_Problem_: Will you transcribe the entries that follow, exactly and in full?

_Excerpted records_:
+ + + + + + +

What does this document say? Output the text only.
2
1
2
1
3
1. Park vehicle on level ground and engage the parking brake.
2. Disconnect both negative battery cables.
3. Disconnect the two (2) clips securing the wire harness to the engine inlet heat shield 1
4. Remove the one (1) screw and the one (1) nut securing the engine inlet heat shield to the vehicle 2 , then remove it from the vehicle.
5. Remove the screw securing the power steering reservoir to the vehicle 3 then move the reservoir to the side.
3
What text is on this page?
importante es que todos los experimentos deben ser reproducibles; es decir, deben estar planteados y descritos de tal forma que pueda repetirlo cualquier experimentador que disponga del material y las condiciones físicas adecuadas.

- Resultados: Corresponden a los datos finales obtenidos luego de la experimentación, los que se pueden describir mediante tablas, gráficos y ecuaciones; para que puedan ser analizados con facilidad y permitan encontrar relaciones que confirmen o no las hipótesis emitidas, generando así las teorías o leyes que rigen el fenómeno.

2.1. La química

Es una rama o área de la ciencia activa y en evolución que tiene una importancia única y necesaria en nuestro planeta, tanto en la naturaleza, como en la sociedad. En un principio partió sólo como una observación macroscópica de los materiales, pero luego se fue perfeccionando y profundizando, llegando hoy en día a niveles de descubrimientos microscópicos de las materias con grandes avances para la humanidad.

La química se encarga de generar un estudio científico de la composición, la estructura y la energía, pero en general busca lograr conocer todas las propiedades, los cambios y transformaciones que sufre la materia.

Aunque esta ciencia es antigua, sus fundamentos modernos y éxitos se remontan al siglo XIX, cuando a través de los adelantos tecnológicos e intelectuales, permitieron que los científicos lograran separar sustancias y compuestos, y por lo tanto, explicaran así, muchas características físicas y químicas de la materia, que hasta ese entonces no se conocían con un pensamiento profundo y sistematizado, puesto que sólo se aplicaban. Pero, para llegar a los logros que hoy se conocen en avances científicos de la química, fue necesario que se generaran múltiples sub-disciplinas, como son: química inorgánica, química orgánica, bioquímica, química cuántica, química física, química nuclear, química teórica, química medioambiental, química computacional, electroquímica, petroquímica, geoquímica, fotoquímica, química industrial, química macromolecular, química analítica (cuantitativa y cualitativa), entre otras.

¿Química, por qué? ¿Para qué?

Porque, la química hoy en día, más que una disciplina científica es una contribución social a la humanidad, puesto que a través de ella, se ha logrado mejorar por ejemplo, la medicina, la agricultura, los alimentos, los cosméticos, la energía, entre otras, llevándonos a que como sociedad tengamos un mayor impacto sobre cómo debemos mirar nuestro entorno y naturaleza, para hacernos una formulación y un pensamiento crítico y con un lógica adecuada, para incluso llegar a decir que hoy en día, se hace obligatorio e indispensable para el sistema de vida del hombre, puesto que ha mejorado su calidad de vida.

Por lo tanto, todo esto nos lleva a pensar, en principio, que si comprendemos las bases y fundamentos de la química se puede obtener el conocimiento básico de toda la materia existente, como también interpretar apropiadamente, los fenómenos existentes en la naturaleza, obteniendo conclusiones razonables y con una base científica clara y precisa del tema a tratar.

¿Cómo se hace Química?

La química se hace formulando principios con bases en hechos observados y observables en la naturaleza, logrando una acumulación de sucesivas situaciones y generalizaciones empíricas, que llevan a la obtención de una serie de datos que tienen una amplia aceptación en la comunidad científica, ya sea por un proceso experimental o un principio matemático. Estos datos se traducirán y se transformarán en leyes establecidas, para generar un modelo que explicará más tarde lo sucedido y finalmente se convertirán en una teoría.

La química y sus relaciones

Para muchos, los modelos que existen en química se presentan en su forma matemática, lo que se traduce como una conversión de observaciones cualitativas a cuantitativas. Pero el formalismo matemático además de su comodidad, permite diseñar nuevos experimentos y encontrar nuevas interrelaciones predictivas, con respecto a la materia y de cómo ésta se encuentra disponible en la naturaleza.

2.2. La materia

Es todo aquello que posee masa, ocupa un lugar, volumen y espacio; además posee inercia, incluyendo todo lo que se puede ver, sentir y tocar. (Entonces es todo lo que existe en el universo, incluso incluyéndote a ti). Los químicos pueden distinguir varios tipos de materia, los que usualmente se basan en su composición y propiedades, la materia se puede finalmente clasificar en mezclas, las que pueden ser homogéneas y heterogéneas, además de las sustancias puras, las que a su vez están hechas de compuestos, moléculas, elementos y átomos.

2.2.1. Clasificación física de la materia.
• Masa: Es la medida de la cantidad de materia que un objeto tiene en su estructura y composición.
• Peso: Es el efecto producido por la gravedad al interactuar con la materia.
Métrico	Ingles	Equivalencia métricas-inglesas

+ + + + + + +

_Response to this exercise_:
What does this document say? Output the text only.
2
1
2
1
3
1. Park vehicle on level ground and engage the parking brake.
2. Disconnect both negative battery cables.
3. Disconnect the two (2) clips securing the wire harness to the engine inlet heat shield 1
4. Remove the one (1) screw and the one (1) nut securing the engine inlet heat shield to the vehicle 2 , then remove it from the vehicle.
5. Remove the screw securing the power steering reservoir to the vehicle 3 then move the reservoir to the side.
3
What text is on this page?
importante es que todos los experimentos deben ser reproducibles; es decir, deben estar planteados y descritos de tal forma que pueda repetirlo cualquier experimentador que disponga del material y las condiciones físicas adecuadas.

- Resultados: Corresponden a los datos finales obtenidos luego de la experimentación, los que se pueden describir mediante tablas, gráficos y ecuaciones; para que puedan ser analizados con facilidad y permitan encontrar relaciones que confirmen o no las hipótesis emitidas, generando así las teorías o leyes que rigen el fenómeno.

2.1. La química

Es una rama o área de la ciencia activa y en evolución que tiene una importancia única y necesaria en nuestro planeta, tanto en la naturaleza, como en la sociedad. En un principio partió sólo como una observación macroscópica de los materiales, pero luego se fue perfeccionando y profundizando, llegando hoy en día a niveles de descubrimientos microscópicos de las materias con grandes avances para la humanidad.

La química se encarga de generar un estudio científico de la composición, la estructura y la energía, pero en general busca lograr conocer todas las propiedades, los cambios y transformaciones que sufre la materia.

Aunque esta ciencia es antigua, sus fundamentos modernos y éxitos se remontan al siglo XIX, cuando a través de los adelantos tecnológicos e intelectuales, permitieron que los científicos lograran separar sustancias y compuestos, y por lo tanto, explicaran así, muchas características físicas y químicas de la materia, que hasta ese entonces no se conocían con un pensamiento profundo y sistematizado, puesto que sólo se aplicaban. Pero, para llegar a los logros que hoy se conocen en avances científicos de la química, fue necesario que se generaran múltiples sub-disciplinas, como son: química inorgánica, química orgánica, bioquímica, química cuántica, química física, química nuclear, química teórica, química medioambiental, química computacional, electroquímica, petroquímica, geoquímica, fotoquímica, química industrial, química macromolecular, química analítica (cuantitativa y cualitativa), entre otras.

¿Química, por qué? ¿Para qué?

Porque, la química hoy en día, más que una disciplina científica es una contribución social a la humanidad, puesto que a través de ella, se ha logrado mejorar por ejemplo, la medicina, la agricultura, los alimentos, los cosméticos, la energía, entre otras, llevándonos a que como sociedad tengamos un mayor impacto sobre cómo debemos mirar nuestro entorno y naturaleza, para hacernos una formulación y un pensamiento crítico y con un lógica adecuada, para incluso llegar a decir que hoy en día, se hace obligatorio e indispensable para el sistema de vida del hombre, puesto que ha mejorado su calidad de vida.

Por lo tanto, todo esto nos lleva a pensar, en principio, que si comprendemos las bases y fundamentos de la química se puede obtener el conocimiento básico de toda la materia existente, como también interpretar apropiadamente, los fenómenos existentes en la naturaleza, obteniendo conclusiones razonables y con una base científica clara y precisa del tema a tratar.

¿Cómo se hace Química?

La química se hace formulando principios con bases en hechos observados y observables en la naturaleza, logrando una acumulación de sucesivas situaciones y generalizaciones empíricas, que llevan a la obtención de una serie de datos que tienen una amplia aceptación en la comunidad científica, ya sea por un proceso experimental o un principio matemático. Estos datos se traducirán y se transformarán en leyes establecidas, para generar un modelo que explicará más tarde lo sucedido y finalmente se convertirán en una teoría.

La química y sus relaciones

Para muchos, los modelos que existen en química se presentan en su forma matemática, lo que se traduce como una conversión de observaciones cualitativas a cuantitativas. Pero el formalismo matemático además de su comodidad, permite diseñar nuevos experimentos y encontrar nuevas interrelaciones predictivas, con respecto a la materia y de cómo ésta se encuentra disponible en la naturaleza.

2.2. La materia

Es todo aquello que posee masa, ocupa un lugar, volumen y espacio; además posee inercia, incluyendo todo lo que se puede ver, sentir y tocar. (Entonces es todo lo que existe en el universo, incluso incluyéndote a ti). Los químicos pueden distinguir varios tipos de materia, los que usualmente se basan en su composición y propiedades, la materia se puede finalmente clasificar en mezclas, las que pueden ser homogéneas y heterogéneas, además de las sustancias puras, las que a su vez están hechas de compuestos, moléculas, elementos y átomos.

2.2.1. Clasificación física de la materia.
• Masa: Es la medida de la cantidad de materia que un objeto tiene en su estructura y composición.
• Peso: Es el efecto producido por la gravedad al interactuar con la materia.
Métrico	Ingles	Equivalencia métricas-inglesas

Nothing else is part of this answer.